_What the exercise asks_
Filter these entries, keeping only lines that hold the word "интервала".

_Dataset rows_
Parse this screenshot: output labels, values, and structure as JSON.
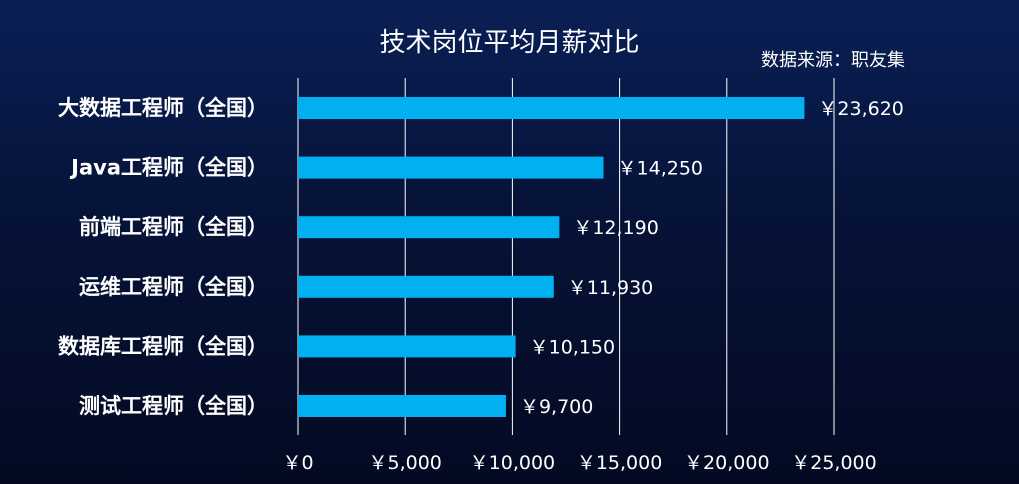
{
  "chart_data": {
    "type": "bar",
    "orientation": "horizontal",
    "title": "技术岗位平均月薪对比",
    "source": "数据来源：职友集",
    "categories": [
      "大数据工程师（全国）",
      "Java工程师（全国）",
      "前端工程师（全国）",
      "运维工程师（全国）",
      "数据库工程师（全国）",
      "测试工程师（全国）"
    ],
    "values": [
      23620,
      14250,
      12190,
      11930,
      10150,
      9700
    ],
    "value_labels": [
      "￥23,620",
      "￥14,250",
      "￥12,190",
      "￥11,930",
      "￥10,150",
      "￥9,700"
    ],
    "xlim": [
      0,
      25000
    ],
    "x_ticks": [
      0,
      5000,
      10000,
      15000,
      20000,
      25000
    ],
    "x_tick_labels": [
      "￥0",
      "￥5,000",
      "￥10,000",
      "￥15,000",
      "￥20,000",
      "￥25,000"
    ],
    "grid": true,
    "colors": {
      "bar": "#00b0f0",
      "gridline": "#ffffff",
      "text": "#ffffff"
    }
  }
}
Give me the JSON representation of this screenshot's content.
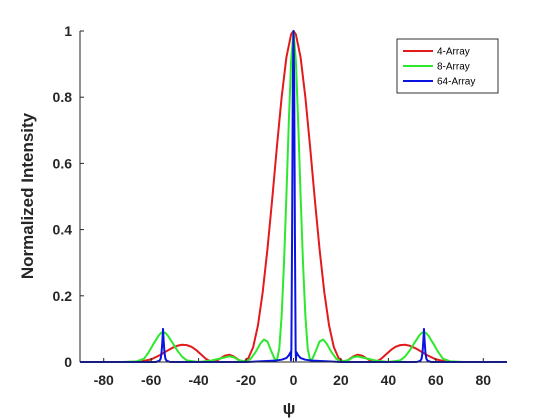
{
  "chart_data": {
    "type": "line",
    "title": "",
    "xlabel": "ψ",
    "ylabel": "Normalized Intensity",
    "xlim": [
      -90,
      90
    ],
    "ylim": [
      0,
      1
    ],
    "x_ticks": [
      -80,
      -60,
      -40,
      -20,
      0,
      20,
      40,
      60,
      80
    ],
    "y_ticks": [
      0,
      0.2,
      0.4,
      0.6,
      0.8,
      1
    ],
    "y_tick_labels": [
      "0",
      "0.2",
      "0.4",
      "0.6",
      "0.8",
      "1"
    ],
    "grid": false,
    "legend_position": "top-right",
    "series": [
      {
        "name": "4-Array",
        "color": "#e31a1c",
        "x": [
          -90,
          -75,
          -68,
          -64,
          -60,
          -56,
          -53,
          -51,
          -49,
          -47,
          -45,
          -43,
          -41,
          -39,
          -37,
          -35,
          -33,
          -31,
          -29,
          -27,
          -25,
          -23,
          -21,
          -19,
          -17,
          -15,
          -13,
          -11,
          -9,
          -7,
          -5,
          -3,
          -1,
          0,
          1,
          3,
          5,
          7,
          9,
          11,
          13,
          15,
          17,
          19,
          21,
          23,
          25,
          27,
          29,
          31,
          33,
          35,
          37,
          39,
          41,
          43,
          45,
          47,
          49,
          51,
          53,
          56,
          60,
          64,
          68,
          75,
          90
        ],
        "y": [
          0,
          0,
          0,
          0.002,
          0.008,
          0.022,
          0.035,
          0.043,
          0.049,
          0.052,
          0.051,
          0.046,
          0.036,
          0.023,
          0.01,
          0.002,
          0.001,
          0.01,
          0.019,
          0.022,
          0.016,
          0.006,
          0.001,
          0.012,
          0.045,
          0.11,
          0.21,
          0.34,
          0.49,
          0.65,
          0.8,
          0.92,
          0.99,
          1.0,
          0.99,
          0.92,
          0.8,
          0.65,
          0.49,
          0.34,
          0.21,
          0.11,
          0.045,
          0.012,
          0.001,
          0.006,
          0.016,
          0.022,
          0.019,
          0.01,
          0.001,
          0.002,
          0.01,
          0.023,
          0.036,
          0.046,
          0.051,
          0.052,
          0.049,
          0.043,
          0.035,
          0.022,
          0.008,
          0.002,
          0,
          0,
          0
        ]
      },
      {
        "name": "8-Array",
        "color": "#2ee82e",
        "x": [
          -90,
          -72,
          -66,
          -63,
          -61,
          -59,
          -57,
          -56,
          -55,
          -54,
          -53,
          -51,
          -49,
          -47,
          -45,
          -40,
          -35,
          -30,
          -27,
          -25,
          -23,
          -20,
          -18,
          -16,
          -14,
          -12.5,
          -11,
          -9.5,
          -8,
          -7,
          -6,
          -5,
          -4,
          -3,
          -2,
          -1,
          0,
          1,
          2,
          3,
          4,
          5,
          6,
          7,
          8,
          9.5,
          11,
          12.5,
          14,
          16,
          18,
          20,
          23,
          25,
          27,
          30,
          35,
          40,
          45,
          47,
          49,
          51,
          53,
          54,
          55,
          56,
          57,
          59,
          61,
          63,
          66,
          72,
          90
        ],
        "y": [
          0,
          0,
          0.002,
          0.01,
          0.03,
          0.055,
          0.078,
          0.087,
          0.09,
          0.088,
          0.08,
          0.058,
          0.035,
          0.016,
          0.005,
          0,
          0.004,
          0.012,
          0.017,
          0.014,
          0.005,
          0.002,
          0.01,
          0.03,
          0.055,
          0.068,
          0.062,
          0.035,
          0.01,
          0.005,
          0.04,
          0.14,
          0.3,
          0.5,
          0.72,
          0.91,
          1.0,
          0.91,
          0.72,
          0.5,
          0.3,
          0.14,
          0.04,
          0.005,
          0.01,
          0.035,
          0.062,
          0.068,
          0.055,
          0.03,
          0.01,
          0.002,
          0.005,
          0.014,
          0.017,
          0.012,
          0.004,
          0,
          0.005,
          0.016,
          0.035,
          0.058,
          0.08,
          0.088,
          0.09,
          0.087,
          0.078,
          0.055,
          0.03,
          0.01,
          0.002,
          0,
          0
        ]
      },
      {
        "name": "64-Array",
        "color": "#0a14e0",
        "x": [
          -90,
          -58,
          -56.5,
          -56,
          -55.6,
          -55.3,
          -55,
          -54.7,
          -54.4,
          -54,
          -53.5,
          -52,
          -40,
          -20,
          -8,
          -5,
          -3,
          -2,
          -1.2,
          -1.05,
          -0.9,
          -0.6,
          -0.3,
          0,
          0.3,
          0.6,
          0.9,
          1.05,
          1.2,
          2,
          3,
          5,
          8,
          20,
          40,
          52,
          53.5,
          54,
          54.4,
          54.7,
          55,
          55.3,
          55.6,
          56,
          56.5,
          58,
          90
        ],
        "y": [
          0,
          0,
          0.004,
          0.01,
          0.03,
          0.06,
          0.1,
          0.06,
          0.03,
          0.01,
          0.004,
          0,
          0,
          0,
          0.004,
          0.007,
          0.012,
          0.02,
          0.03,
          0.005,
          0.04,
          0.38,
          0.83,
          1.0,
          0.83,
          0.38,
          0.04,
          0.005,
          0.03,
          0.02,
          0.012,
          0.007,
          0.004,
          0,
          0,
          0,
          0.004,
          0.01,
          0.03,
          0.06,
          0.1,
          0.06,
          0.03,
          0.01,
          0.004,
          0,
          0
        ]
      }
    ]
  }
}
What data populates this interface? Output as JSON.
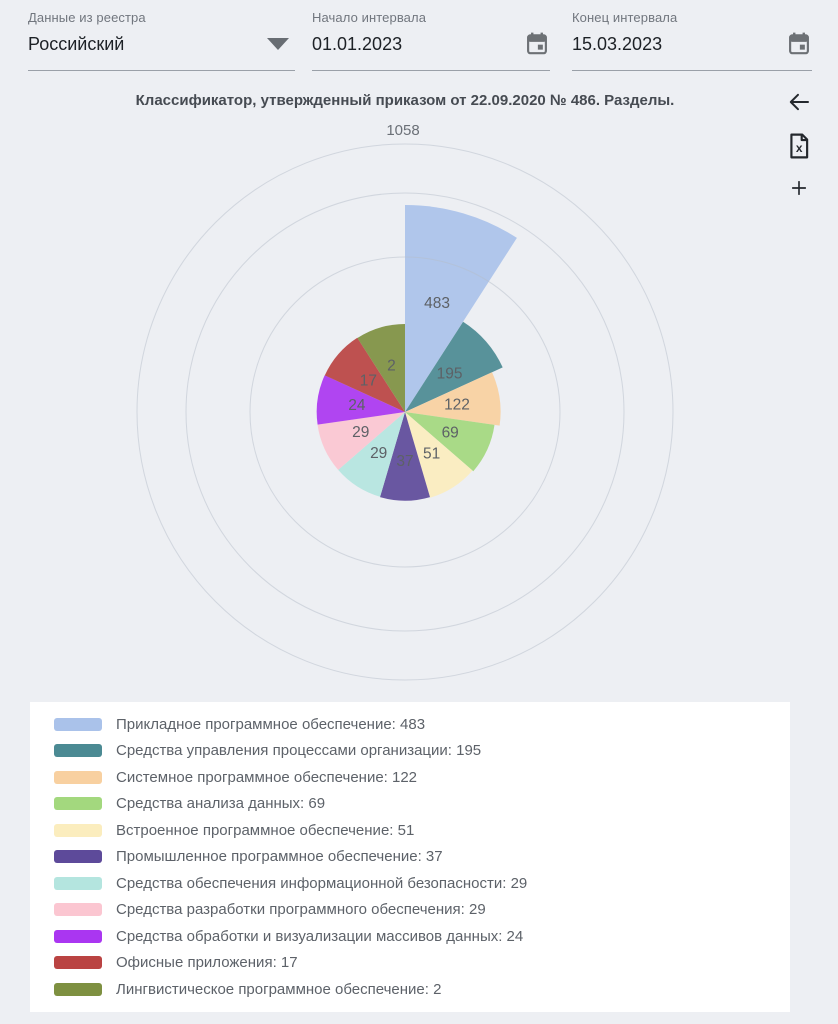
{
  "filters": {
    "registry": {
      "label": "Данные из реестра",
      "value": "Российский"
    },
    "start": {
      "label": "Начало интервала",
      "value": "01.01.2023"
    },
    "end": {
      "label": "Конец интервала",
      "value": "15.03.2023"
    }
  },
  "toolbar": {
    "buttons": [
      {
        "name": "back",
        "icon": "arrow-left-icon"
      },
      {
        "name": "export-excel",
        "icon": "excel-file-icon"
      },
      {
        "name": "zoom-in",
        "icon": "plus-icon"
      }
    ]
  },
  "chart_data": {
    "type": "pie",
    "variant": "nightingale-rose-polar-area",
    "title": "Классификатор, утвержденный приказом от 22.09.2020 № 486. Разделы.",
    "total": 1058,
    "axis_max_label": "1058",
    "grid": true,
    "legend_position": "bottom-left",
    "slices": [
      {
        "label": "Прикладное программное обеспечение",
        "value": 483,
        "color": "#aac2ea"
      },
      {
        "label": "Средства управления процессами организации",
        "value": 195,
        "color": "#4b8a93"
      },
      {
        "label": "Системное программное обеспечение",
        "value": 122,
        "color": "#f8d0a0"
      },
      {
        "label": "Средства анализа данных",
        "value": 69,
        "color": "#a3d87e"
      },
      {
        "label": "Встроенное программное обеспечение",
        "value": 51,
        "color": "#fbedbe"
      },
      {
        "label": "Промышленное программное обеспечение",
        "value": 37,
        "color": "#5d4a9a"
      },
      {
        "label": "Средства обеспечения информационной безопасности",
        "value": 29,
        "color": "#b4e5df"
      },
      {
        "label": "Средства разработки программного обеспечения",
        "value": 29,
        "color": "#fbc6d1"
      },
      {
        "label": "Средства обработки и визуализации массивов данных",
        "value": 24,
        "color": "#aa36f1"
      },
      {
        "label": "Офисные приложения",
        "value": 17,
        "color": "#ba4342"
      },
      {
        "label": "Лингвистическое программное обеспечение",
        "value": 2,
        "color": "#7e9041"
      }
    ]
  }
}
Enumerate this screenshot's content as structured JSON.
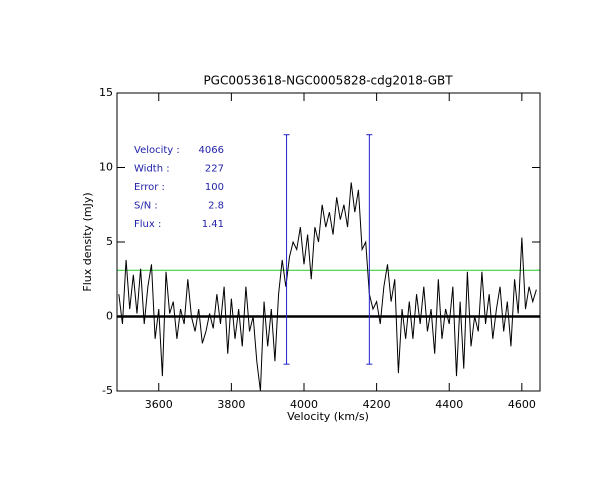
{
  "chart_data": {
    "type": "line",
    "title": "PGC0053618-NGC0005828-cdg2018-GBT",
    "x_label": "Velocity (km/s)",
    "y_label": "Flux density (mJy)",
    "xlim": [
      3485,
      4650
    ],
    "ylim": [
      -5,
      15
    ],
    "xticks": [
      3600,
      3800,
      4000,
      4200,
      4400,
      4600
    ],
    "yticks": [
      -5,
      0,
      5,
      10,
      15
    ],
    "x": [
      3490,
      3500,
      3510,
      3520,
      3530,
      3540,
      3550,
      3560,
      3570,
      3580,
      3590,
      3600,
      3610,
      3620,
      3630,
      3640,
      3650,
      3660,
      3670,
      3680,
      3690,
      3700,
      3710,
      3720,
      3730,
      3740,
      3750,
      3760,
      3770,
      3780,
      3790,
      3800,
      3810,
      3820,
      3830,
      3840,
      3850,
      3860,
      3870,
      3880,
      3890,
      3900,
      3910,
      3920,
      3930,
      3940,
      3950,
      3960,
      3970,
      3980,
      3990,
      4000,
      4010,
      4020,
      4030,
      4040,
      4050,
      4060,
      4070,
      4080,
      4090,
      4100,
      4110,
      4120,
      4130,
      4140,
      4150,
      4160,
      4170,
      4180,
      4190,
      4200,
      4210,
      4220,
      4230,
      4240,
      4250,
      4260,
      4270,
      4280,
      4290,
      4300,
      4310,
      4320,
      4330,
      4340,
      4350,
      4360,
      4370,
      4380,
      4390,
      4400,
      4410,
      4420,
      4430,
      4440,
      4450,
      4460,
      4470,
      4480,
      4490,
      4500,
      4510,
      4520,
      4530,
      4540,
      4550,
      4560,
      4570,
      4580,
      4590,
      4600,
      4610,
      4620,
      4630,
      4640
    ],
    "series": [
      {
        "name": "spectrum",
        "color": "#000000",
        "values": [
          1.5,
          -0.5,
          3.8,
          0.5,
          2.8,
          0.2,
          3.2,
          -0.5,
          2.0,
          3.5,
          -1.5,
          0.5,
          -4.0,
          3.0,
          0.2,
          1.0,
          -1.5,
          0.5,
          -0.5,
          2.5,
          0.0,
          -1.0,
          0.5,
          -1.8,
          -1.0,
          0.2,
          -0.8,
          1.5,
          -0.5,
          2.0,
          -2.5,
          1.2,
          -1.5,
          0.5,
          -2.0,
          2.0,
          -1.0,
          0.0,
          -3.0,
          -5.0,
          1.0,
          -2.0,
          0.5,
          -3.0,
          1.5,
          3.8,
          2.0,
          4.0,
          5.0,
          4.5,
          6.0,
          3.5,
          5.5,
          2.5,
          6.0,
          5.0,
          7.5,
          6.0,
          7.0,
          5.5,
          8.0,
          6.5,
          7.5,
          6.0,
          9.0,
          7.0,
          8.5,
          4.5,
          5.0,
          1.5,
          0.5,
          1.0,
          -0.5,
          2.0,
          3.5,
          1.0,
          2.5,
          -3.8,
          0.5,
          -1.5,
          1.0,
          -1.5,
          1.5,
          -0.5,
          2.0,
          -1.0,
          0.5,
          -2.5,
          2.5,
          -1.5,
          0.5,
          -0.5,
          2.0,
          -4.0,
          1.0,
          -3.5,
          3.0,
          -2.0,
          0.0,
          -1.0,
          3.0,
          -0.5,
          1.5,
          -1.5,
          0.5,
          2.0,
          -1.0,
          1.0,
          -2.0,
          2.5,
          0.2,
          5.3,
          0.5,
          2.0,
          1.0,
          1.8
        ]
      }
    ],
    "hlines": [
      {
        "value": 0,
        "color": "#000000"
      },
      {
        "value": 3.1,
        "color": "#22cc22"
      }
    ],
    "vlines": [
      {
        "x": 3952,
        "ymin": -3.2,
        "ymax": 12.2,
        "color": "#2222cc"
      },
      {
        "x": 4180,
        "ymin": -3.2,
        "ymax": 12.2,
        "color": "#2222cc"
      }
    ],
    "annotations": [
      {
        "label": "Velocity :",
        "value": 4066
      },
      {
        "label": "Width :",
        "value": 227
      },
      {
        "label": "Error :",
        "value": 100
      },
      {
        "label": "S/N :",
        "value": 2.8
      },
      {
        "label": "Flux :",
        "value": 1.41
      }
    ],
    "annotation_color": "#2222aa"
  }
}
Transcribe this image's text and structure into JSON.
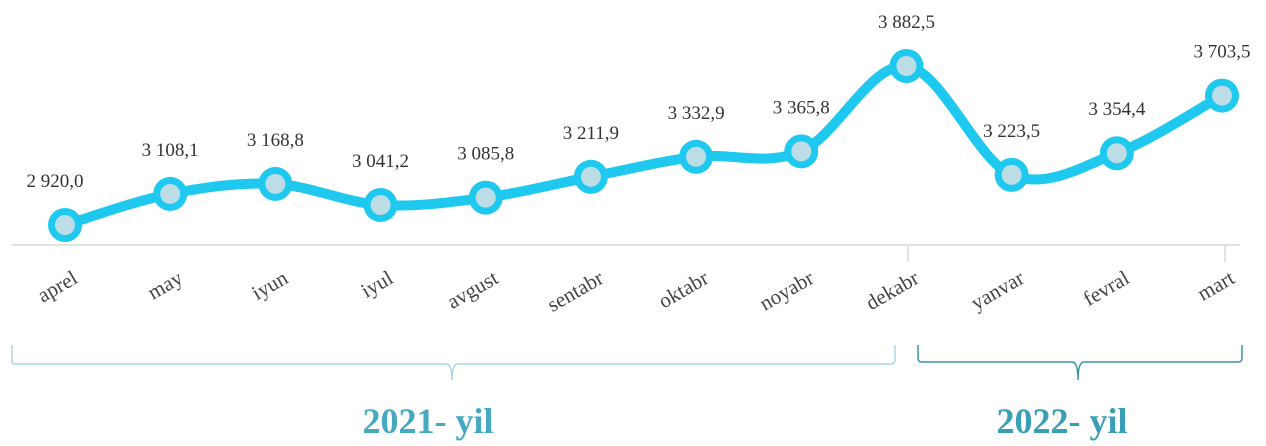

_The response_
      "label": "Начало интервала",
      "label": "Конец интервала",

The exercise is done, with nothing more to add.